§ **Passage**:
[Begin]
The National Religious Broadcasters think the FCC needs to stay tough on indecency enforcement, and it urges the agency to scrap a plan to focus only on the most egregious violations.  But as a group of broadcasters, NRB sees a pragmatic middle road that could also help stations cope with unexpected four-letter words that make it onto the airwaves.

The NRB proposes the FCC establish two narrow and “very limited” exceptions to the fleeting expletive rules.  The first would cover slips of the tongue during live news events.  It points to the unexpected use of the “f-word” by Red Sox player David Ortiz in the pre-game ceremonies following the Boston Marathon bombings.  The second exception would be for a broadcast that has “serious artistic, literary, social, political, or scientific value for children” — and as long as the station gives adequate warnings to parents.   Examples would include pictures of naked bodies in a concentration camp as part of a World War II documentary, or the four-letter words used during the film “Saving Private Ryan.”
[End]
§ **Excerpted data**:
[Begin]
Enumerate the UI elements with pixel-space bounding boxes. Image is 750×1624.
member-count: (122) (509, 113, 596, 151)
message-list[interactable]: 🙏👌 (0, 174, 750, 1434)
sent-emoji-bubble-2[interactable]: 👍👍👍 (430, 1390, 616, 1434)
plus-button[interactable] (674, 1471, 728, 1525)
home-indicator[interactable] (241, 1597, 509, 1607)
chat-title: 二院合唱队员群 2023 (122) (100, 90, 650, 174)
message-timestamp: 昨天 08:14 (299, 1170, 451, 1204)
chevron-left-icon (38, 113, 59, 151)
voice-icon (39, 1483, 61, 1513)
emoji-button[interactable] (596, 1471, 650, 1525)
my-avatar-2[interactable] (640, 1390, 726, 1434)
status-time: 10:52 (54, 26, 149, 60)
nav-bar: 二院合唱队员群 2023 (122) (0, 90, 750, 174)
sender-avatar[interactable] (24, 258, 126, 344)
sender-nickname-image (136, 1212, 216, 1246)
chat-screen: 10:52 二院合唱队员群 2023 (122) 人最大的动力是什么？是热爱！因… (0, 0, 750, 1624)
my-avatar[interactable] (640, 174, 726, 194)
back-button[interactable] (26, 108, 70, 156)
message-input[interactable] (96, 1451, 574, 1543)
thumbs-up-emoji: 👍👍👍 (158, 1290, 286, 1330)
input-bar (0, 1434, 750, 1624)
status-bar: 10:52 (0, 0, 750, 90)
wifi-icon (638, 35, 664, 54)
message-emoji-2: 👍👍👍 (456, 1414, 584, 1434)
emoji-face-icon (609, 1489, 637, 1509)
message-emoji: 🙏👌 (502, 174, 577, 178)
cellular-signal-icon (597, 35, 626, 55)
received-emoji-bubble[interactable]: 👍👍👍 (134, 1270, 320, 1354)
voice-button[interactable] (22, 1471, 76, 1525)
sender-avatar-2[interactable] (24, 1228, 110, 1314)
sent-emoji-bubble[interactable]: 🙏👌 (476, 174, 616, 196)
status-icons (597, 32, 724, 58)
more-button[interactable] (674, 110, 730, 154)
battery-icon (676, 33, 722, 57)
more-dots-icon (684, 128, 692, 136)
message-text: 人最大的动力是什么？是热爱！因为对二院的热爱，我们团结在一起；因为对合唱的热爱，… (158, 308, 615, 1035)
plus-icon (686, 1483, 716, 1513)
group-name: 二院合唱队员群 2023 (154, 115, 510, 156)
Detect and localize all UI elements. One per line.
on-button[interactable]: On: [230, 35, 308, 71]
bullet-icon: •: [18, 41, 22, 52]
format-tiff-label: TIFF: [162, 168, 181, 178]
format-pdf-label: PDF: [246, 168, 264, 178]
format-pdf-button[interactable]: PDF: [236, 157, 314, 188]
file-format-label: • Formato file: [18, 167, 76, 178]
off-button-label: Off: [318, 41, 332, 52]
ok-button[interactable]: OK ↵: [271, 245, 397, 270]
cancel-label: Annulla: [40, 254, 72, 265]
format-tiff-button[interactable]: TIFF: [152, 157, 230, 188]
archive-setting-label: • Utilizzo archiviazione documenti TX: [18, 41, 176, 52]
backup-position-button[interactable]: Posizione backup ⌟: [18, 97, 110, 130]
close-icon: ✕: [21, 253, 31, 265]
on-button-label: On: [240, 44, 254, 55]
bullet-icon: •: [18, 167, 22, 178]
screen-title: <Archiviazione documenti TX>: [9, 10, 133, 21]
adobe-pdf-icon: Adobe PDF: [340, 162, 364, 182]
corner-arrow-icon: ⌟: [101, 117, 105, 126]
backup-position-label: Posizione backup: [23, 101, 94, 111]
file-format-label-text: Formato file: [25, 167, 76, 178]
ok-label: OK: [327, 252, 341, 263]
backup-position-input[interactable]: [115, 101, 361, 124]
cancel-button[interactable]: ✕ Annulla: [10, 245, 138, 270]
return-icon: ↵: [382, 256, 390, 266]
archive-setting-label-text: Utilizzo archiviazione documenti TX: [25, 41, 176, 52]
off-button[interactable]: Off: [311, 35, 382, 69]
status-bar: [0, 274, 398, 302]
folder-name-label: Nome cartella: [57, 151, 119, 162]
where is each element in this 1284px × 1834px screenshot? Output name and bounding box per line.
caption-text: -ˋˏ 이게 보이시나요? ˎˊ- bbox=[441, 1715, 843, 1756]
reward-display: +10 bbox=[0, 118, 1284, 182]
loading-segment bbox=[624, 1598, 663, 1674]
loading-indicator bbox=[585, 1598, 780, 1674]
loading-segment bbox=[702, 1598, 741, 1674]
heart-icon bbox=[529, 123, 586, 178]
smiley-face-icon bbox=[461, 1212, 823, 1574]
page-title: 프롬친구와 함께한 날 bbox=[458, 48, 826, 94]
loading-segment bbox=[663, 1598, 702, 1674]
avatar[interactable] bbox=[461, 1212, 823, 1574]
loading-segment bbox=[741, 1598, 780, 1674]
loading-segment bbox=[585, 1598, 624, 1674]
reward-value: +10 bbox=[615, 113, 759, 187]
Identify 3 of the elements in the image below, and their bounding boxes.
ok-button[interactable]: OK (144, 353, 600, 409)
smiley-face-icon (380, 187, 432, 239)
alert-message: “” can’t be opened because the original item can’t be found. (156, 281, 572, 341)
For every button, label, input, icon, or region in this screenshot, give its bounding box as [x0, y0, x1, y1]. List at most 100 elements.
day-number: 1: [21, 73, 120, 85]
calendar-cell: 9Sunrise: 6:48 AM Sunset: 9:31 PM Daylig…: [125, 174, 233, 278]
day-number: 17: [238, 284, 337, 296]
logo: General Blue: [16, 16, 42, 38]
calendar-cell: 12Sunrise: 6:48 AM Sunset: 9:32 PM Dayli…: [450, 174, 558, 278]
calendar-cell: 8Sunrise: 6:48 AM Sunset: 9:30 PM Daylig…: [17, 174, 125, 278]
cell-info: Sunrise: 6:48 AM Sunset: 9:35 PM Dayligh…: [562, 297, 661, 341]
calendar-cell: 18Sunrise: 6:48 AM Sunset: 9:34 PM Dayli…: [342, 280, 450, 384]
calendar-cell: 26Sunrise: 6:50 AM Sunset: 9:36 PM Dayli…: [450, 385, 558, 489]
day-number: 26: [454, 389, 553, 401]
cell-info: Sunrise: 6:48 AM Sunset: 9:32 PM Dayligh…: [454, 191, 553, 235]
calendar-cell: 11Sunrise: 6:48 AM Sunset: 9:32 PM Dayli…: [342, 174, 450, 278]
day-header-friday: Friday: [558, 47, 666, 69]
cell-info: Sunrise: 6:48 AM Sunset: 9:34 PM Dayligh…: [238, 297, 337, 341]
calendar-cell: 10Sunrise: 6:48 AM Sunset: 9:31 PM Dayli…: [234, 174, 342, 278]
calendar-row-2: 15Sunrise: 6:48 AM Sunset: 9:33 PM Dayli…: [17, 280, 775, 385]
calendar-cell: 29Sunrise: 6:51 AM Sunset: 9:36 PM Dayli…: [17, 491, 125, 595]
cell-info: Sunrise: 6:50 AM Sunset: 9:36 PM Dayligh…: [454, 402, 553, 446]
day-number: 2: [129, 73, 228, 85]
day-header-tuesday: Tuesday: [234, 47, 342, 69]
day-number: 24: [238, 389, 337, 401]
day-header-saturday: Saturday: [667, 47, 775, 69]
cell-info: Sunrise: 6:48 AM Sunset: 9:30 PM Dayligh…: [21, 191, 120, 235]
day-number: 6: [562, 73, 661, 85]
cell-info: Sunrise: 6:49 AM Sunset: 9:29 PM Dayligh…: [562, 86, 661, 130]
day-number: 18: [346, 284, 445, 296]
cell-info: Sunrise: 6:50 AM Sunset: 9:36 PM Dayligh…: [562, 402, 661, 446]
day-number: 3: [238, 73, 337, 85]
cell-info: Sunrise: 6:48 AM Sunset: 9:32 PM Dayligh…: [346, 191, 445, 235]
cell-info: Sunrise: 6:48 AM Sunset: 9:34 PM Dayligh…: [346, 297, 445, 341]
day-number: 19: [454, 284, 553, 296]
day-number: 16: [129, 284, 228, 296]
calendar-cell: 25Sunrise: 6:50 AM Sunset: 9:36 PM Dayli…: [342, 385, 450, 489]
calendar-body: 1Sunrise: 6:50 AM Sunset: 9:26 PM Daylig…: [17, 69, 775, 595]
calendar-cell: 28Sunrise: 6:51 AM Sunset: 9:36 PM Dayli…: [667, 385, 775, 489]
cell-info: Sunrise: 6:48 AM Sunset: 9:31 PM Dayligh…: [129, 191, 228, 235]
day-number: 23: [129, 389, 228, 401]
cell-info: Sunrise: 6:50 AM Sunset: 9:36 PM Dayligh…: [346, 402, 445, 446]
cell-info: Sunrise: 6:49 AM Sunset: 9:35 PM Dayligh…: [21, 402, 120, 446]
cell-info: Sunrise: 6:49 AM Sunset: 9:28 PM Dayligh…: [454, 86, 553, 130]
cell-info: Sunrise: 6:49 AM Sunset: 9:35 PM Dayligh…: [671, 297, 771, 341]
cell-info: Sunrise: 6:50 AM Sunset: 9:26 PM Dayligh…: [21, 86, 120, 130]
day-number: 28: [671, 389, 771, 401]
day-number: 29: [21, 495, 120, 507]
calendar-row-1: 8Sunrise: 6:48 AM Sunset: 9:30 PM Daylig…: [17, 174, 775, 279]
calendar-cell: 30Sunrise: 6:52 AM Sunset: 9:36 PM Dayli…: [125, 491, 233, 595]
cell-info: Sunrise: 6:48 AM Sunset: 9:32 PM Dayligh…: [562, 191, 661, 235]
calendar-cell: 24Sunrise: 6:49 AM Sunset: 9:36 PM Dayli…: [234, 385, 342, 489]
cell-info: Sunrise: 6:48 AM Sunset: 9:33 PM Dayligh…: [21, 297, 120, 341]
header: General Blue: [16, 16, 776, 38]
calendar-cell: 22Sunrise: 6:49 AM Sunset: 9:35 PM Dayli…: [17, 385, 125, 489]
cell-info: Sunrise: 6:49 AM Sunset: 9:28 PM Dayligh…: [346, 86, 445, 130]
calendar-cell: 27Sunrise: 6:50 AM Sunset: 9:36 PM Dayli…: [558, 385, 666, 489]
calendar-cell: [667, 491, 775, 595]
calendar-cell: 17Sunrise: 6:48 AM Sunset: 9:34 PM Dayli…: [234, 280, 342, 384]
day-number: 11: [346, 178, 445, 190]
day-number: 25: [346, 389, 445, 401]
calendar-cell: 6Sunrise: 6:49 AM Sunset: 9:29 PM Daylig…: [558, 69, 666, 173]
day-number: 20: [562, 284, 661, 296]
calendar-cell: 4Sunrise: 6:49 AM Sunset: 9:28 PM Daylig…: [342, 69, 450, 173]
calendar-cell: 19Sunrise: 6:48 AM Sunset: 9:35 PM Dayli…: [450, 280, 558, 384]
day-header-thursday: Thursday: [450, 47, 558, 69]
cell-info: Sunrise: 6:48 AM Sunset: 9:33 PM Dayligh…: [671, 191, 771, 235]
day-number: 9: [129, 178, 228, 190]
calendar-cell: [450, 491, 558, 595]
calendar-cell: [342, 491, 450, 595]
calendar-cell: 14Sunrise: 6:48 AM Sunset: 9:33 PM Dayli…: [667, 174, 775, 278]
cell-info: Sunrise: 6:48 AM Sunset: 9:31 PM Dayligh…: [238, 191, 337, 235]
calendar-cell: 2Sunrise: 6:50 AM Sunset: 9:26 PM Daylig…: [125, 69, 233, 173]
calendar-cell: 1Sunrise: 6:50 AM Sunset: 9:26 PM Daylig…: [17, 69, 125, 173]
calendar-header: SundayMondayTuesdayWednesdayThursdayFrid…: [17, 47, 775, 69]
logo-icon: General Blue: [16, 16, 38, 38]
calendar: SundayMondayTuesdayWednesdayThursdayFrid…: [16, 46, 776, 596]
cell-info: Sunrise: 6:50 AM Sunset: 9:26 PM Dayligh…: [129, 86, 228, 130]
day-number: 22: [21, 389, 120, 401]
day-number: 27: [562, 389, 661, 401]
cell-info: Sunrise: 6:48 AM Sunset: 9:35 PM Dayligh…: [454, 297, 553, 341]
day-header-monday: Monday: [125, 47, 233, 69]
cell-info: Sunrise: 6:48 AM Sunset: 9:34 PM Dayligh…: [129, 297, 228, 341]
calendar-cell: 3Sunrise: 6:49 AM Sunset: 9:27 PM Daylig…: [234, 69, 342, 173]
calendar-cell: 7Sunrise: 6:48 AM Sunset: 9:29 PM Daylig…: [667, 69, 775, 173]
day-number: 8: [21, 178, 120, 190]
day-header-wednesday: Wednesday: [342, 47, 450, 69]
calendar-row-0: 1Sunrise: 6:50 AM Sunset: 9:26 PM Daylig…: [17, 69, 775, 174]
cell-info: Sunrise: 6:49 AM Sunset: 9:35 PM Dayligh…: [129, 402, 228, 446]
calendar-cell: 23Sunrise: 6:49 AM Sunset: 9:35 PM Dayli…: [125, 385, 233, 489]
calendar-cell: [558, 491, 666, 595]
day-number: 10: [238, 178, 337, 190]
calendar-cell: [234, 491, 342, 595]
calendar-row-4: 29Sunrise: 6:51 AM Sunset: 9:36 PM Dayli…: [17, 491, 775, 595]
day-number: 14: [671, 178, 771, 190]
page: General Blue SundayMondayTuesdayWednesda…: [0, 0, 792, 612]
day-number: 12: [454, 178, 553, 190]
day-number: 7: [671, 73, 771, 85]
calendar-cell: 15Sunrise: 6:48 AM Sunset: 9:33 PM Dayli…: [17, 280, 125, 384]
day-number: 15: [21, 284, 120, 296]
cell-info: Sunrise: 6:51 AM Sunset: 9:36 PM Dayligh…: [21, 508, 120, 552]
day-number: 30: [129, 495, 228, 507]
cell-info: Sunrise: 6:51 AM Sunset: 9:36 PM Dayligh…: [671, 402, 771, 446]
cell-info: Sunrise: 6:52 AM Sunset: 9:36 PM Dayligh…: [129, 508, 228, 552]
[End]
§ **To be done**:
#1 Please render the records as a Markdown table with the columns Row and Line, beginning at the first line of the records and stopping after the line that contains "plus-button[interactable] (674, 1471, 728, 1525)". Leave out any blank lines.
#2 Extend the passage on broadcast indecency rules, picking up from its final sentence.
The passage on broadcast indecency rules and the records come from unrelated sources.

§ **Exercise responses**:
#1
| Row | Line |
|---|---|
| 1 | Enumerate the UI elements with pixel-space bounding boxes. Image is 750×1624. |
| 2 | member-count: (122) (509, 113, 596, 151) |
| 3 | message-list[interactable]: 🙏👌 (0, 174, 750, 1434) |
| 4 | sent-emoji-bubble-2[interactable]: 👍👍👍 (430, 1390, 616, 1434) |
| 5 | plus-button[interactable] (674, 1471, 728, 1525) |

#2
Beyond those two carve outs, the current 6am-10pm off-limits nature of salty language and nudity would remain in place if NRB gets its way.  “There are already many dangers permitted in broadcast programs and ads,” NRB president Frank Wright says.  “It would be egregious for the FCC to lower its standards more.”

As for the award shows that have drawn the most complaints and fines in recent years, SVP Craig Parshall says those programs wouldn’t exempt those broadcasters, saying they wouldn’t pass the “serious value” test they’re proposing the FCC use.

The FCC has collected about 100,000 comments so far about its proposed changes to indecency rules.